WORK TASK -> Scan the data below and copy each line where "npalms" occurs.

*** DATASET EXCERPTS Section Begins ***

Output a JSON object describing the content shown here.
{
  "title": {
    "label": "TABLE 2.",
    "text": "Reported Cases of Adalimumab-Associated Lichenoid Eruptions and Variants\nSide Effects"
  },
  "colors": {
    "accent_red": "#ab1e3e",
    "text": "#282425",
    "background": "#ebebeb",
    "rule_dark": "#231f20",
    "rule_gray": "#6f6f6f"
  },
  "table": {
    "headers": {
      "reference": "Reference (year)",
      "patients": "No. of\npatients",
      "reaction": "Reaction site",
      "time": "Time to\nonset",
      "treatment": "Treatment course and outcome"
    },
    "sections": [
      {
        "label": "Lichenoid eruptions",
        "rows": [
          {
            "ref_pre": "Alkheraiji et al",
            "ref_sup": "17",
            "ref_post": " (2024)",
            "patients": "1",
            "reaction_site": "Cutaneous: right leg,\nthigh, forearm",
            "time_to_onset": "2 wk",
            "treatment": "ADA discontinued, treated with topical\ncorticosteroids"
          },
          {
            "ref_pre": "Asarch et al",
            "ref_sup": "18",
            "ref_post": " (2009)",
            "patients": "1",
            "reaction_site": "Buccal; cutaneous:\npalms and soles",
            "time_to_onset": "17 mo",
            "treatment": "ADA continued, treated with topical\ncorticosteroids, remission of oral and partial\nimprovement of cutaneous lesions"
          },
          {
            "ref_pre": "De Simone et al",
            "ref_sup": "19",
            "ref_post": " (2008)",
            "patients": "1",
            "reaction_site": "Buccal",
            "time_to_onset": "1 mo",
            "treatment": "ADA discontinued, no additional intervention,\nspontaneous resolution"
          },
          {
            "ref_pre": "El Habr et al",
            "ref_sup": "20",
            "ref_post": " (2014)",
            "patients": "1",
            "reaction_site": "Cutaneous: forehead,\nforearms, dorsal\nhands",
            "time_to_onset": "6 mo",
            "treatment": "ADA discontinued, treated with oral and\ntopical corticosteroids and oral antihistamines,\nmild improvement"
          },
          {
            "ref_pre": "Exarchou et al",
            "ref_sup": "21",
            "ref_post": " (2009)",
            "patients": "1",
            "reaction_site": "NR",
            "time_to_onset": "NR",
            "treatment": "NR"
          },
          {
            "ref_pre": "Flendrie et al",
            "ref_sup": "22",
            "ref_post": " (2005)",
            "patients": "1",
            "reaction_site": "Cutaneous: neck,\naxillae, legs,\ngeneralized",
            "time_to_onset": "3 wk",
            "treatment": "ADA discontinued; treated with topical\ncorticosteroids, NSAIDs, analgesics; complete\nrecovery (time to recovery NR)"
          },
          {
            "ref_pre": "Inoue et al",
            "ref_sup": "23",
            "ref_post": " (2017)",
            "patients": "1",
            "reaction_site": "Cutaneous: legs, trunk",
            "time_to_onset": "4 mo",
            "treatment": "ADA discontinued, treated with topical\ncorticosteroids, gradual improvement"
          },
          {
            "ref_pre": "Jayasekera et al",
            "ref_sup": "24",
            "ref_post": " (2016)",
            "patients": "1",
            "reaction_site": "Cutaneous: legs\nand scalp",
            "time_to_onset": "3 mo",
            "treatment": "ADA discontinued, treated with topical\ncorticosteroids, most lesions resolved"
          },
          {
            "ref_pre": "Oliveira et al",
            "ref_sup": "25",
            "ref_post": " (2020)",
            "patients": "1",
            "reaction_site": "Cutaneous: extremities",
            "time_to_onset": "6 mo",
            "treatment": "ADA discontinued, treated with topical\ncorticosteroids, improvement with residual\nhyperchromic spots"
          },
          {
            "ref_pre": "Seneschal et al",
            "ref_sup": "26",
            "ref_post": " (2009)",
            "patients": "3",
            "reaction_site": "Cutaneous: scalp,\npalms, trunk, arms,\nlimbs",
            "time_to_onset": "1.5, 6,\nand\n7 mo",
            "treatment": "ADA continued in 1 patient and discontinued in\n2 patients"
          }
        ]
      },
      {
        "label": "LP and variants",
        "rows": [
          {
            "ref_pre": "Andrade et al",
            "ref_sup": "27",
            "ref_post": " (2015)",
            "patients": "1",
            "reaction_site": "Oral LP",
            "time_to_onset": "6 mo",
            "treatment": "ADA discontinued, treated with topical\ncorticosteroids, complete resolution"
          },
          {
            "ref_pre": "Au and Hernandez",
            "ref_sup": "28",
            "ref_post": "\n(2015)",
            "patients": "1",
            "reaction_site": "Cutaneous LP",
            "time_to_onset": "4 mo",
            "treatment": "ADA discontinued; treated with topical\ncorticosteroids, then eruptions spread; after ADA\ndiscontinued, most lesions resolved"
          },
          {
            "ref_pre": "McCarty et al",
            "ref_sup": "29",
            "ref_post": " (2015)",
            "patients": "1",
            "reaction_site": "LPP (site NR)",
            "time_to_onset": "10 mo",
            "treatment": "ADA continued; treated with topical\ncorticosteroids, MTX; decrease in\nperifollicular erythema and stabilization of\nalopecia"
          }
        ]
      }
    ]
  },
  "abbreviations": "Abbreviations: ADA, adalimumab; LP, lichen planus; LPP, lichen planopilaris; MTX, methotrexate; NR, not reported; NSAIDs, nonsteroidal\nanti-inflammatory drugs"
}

*** DATASET EXCERPTS Section Ends ***
*** DATASET EXCERPTS Section Begins ***

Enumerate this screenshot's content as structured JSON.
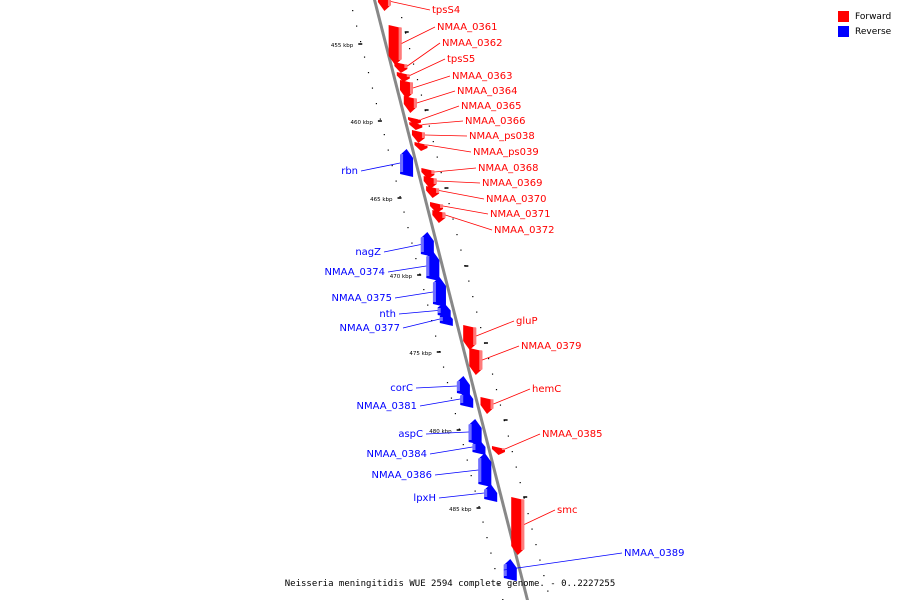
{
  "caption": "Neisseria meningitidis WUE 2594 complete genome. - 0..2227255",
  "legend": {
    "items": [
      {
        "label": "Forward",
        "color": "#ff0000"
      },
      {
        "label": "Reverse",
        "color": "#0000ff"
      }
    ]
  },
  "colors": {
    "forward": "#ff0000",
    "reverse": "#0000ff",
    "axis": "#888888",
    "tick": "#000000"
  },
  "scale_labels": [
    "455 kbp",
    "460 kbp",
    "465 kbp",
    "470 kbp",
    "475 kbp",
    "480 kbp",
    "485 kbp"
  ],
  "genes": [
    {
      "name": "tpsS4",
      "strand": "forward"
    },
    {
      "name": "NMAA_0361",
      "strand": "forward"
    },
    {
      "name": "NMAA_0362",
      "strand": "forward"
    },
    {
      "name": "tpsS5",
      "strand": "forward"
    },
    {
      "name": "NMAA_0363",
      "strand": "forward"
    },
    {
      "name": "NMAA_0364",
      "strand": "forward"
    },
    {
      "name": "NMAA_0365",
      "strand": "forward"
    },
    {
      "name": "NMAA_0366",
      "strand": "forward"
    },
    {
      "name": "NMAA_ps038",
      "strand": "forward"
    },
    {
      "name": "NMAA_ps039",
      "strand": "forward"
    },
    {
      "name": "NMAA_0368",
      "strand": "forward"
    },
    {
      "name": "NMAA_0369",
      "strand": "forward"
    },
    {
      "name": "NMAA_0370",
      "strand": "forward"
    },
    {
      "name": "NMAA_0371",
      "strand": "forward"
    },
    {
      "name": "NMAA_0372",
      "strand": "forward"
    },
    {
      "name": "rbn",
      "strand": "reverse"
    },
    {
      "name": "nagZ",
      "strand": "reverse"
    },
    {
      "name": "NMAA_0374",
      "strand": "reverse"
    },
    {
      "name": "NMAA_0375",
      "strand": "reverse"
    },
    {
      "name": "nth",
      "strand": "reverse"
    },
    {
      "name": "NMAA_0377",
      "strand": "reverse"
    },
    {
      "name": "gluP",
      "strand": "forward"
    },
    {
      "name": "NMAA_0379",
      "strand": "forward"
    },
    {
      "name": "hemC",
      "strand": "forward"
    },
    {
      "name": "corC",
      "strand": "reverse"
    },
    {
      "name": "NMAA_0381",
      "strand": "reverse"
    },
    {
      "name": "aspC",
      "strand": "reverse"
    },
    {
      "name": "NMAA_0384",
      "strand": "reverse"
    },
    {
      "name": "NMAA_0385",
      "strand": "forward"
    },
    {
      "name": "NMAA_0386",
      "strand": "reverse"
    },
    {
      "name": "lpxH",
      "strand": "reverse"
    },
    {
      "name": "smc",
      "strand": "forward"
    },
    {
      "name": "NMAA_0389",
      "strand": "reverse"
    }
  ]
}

*** DATASET EXCERPTS Section Ends ***
*** DATASET EXCERPTS Section Begins ***

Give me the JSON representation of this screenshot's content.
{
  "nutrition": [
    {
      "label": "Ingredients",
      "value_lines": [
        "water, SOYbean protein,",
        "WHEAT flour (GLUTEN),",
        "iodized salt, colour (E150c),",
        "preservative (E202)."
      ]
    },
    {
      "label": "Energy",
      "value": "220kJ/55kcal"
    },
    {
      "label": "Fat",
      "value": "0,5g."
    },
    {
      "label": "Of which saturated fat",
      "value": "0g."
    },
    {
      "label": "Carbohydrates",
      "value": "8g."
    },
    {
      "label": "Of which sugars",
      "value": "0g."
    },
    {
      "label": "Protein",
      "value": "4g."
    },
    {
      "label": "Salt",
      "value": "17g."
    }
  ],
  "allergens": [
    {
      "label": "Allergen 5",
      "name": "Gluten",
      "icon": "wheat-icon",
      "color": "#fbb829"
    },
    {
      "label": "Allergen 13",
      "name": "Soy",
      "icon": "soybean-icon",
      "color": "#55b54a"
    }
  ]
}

*** DATASET EXCERPTS Section Ends ***

TASK RESPONSE ->
            "reaction_site": "Buccal; cutaneous:\npalms and soles",
            "reaction_site": "Cutaneous: scalp,\npalms, trunk, arms,\nlimbs",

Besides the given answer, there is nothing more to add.